Dataset items
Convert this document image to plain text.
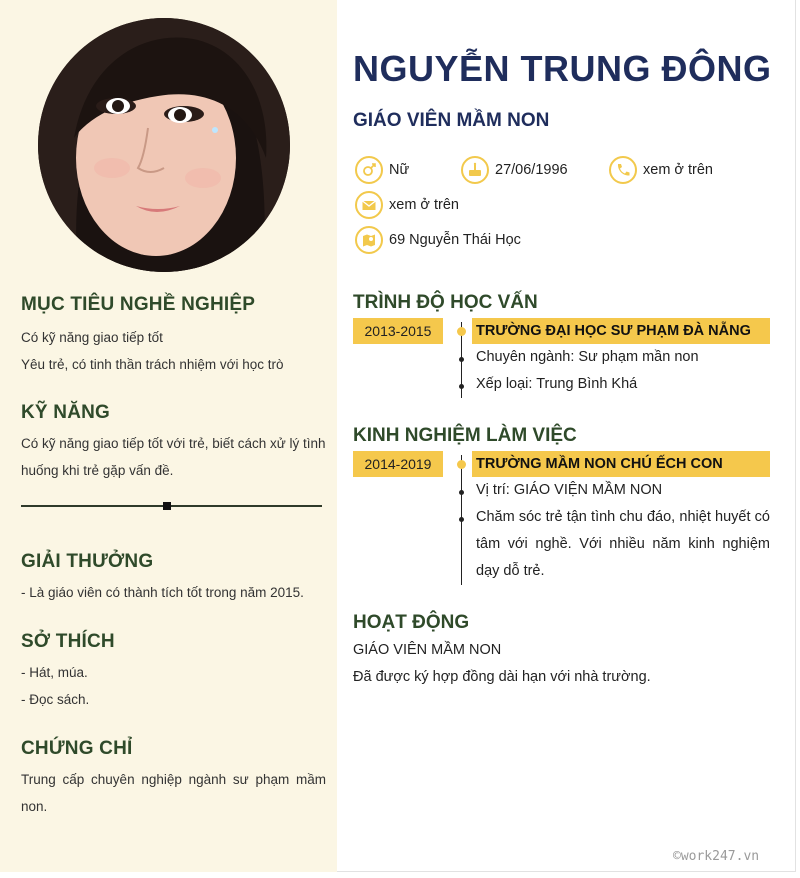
MỤC TIÊU NGHỀ NGHIỆP
Có kỹ năng giao tiếp tốt
Yêu trẻ, có tinh thần trách nhiệm với học trò
KỸ NĂNG
Có kỹ năng giao tiếp tốt với trẻ, biết cách xử lý tình huống khi trẻ gặp vấn đề.
GIẢI THƯỞNG
- Là giáo viên có thành tích tốt trong năm 2015.
SỞ THÍCH
- Hát, múa.
- Đọc sách.
CHỨNG CHỈ
Trung cấp chuyên nghiệp ngành sư phạm mầm non.
NGUYỄN TRUNG ĐÔNG
GIÁO VIÊN MẦM NON
Nữ	27/06/1996	xem ở trên
xem ở trên
69 Nguyễn Thái Học
TRÌNH ĐỘ HỌC VẤN
2013-2015	TRƯỜNG ĐẠI HỌC SƯ PHẠM ĐÀ NẴNG
Chuyên ngành: Sư phạm mần non
Xếp loại: Trung Bình Khá
KINH NGHIỆM LÀM VIỆC
2014-2019	TRƯỜNG MẦM NON CHÚ ẾCH CON
Vị trí: GIÁO VIỆN MẦM NON
Chăm sóc trẻ tận tình chu đáo, nhiệt huyết có tâm với nghề. Với nhiều năm kinh nghiệm dạy dỗ trẻ.
HOẠT ĐỘNG
GIÁO VIÊN MẦM NON
Đã được ký hợp đồng dài hạn với nhà trường.
©work247.vn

Directive:
Take the listing above and print it exactly, apart from the pictures.

Task result:
Convert this document image to plain text.
MỤC TIÊU NGHỀ NGHIỆP
Có kỹ năng giao tiếp tốt
Yêu trẻ, có tinh thần trách nhiệm với học trò
KỸ NĂNG
Có kỹ năng giao tiếp tốt với trẻ, biết cách xử lý tình huống khi trẻ gặp vấn đề.
GIẢI THƯỞNG
- Là giáo viên có thành tích tốt trong năm 2015.
SỞ THÍCH
- Hát, múa.
- Đọc sách.
CHỨNG CHỈ
Trung cấp chuyên nghiệp ngành sư phạm mầm non.
NGUYỄN TRUNG ĐÔNG
GIÁO VIÊN MẦM NON
Nữ	27/06/1996	xem ở trên
xem ở trên
69 Nguyễn Thái Học
TRÌNH ĐỘ HỌC VẤN
2013-2015	TRƯỜNG ĐẠI HỌC SƯ PHẠM ĐÀ NẴNG
Chuyên ngành: Sư phạm mần non
Xếp loại: Trung Bình Khá
KINH NGHIỆM LÀM VIỆC
2014-2019	TRƯỜNG MẦM NON CHÚ ẾCH CON
Vị trí: GIÁO VIỆN MẦM NON
Chăm sóc trẻ tận tình chu đáo, nhiệt huyết có tâm với nghề. Với nhiều năm kinh nghiệm dạy dỗ trẻ.
HOẠT ĐỘNG
GIÁO VIÊN MẦM NON
Đã được ký hợp đồng dài hạn với nhà trường.
©work247.vn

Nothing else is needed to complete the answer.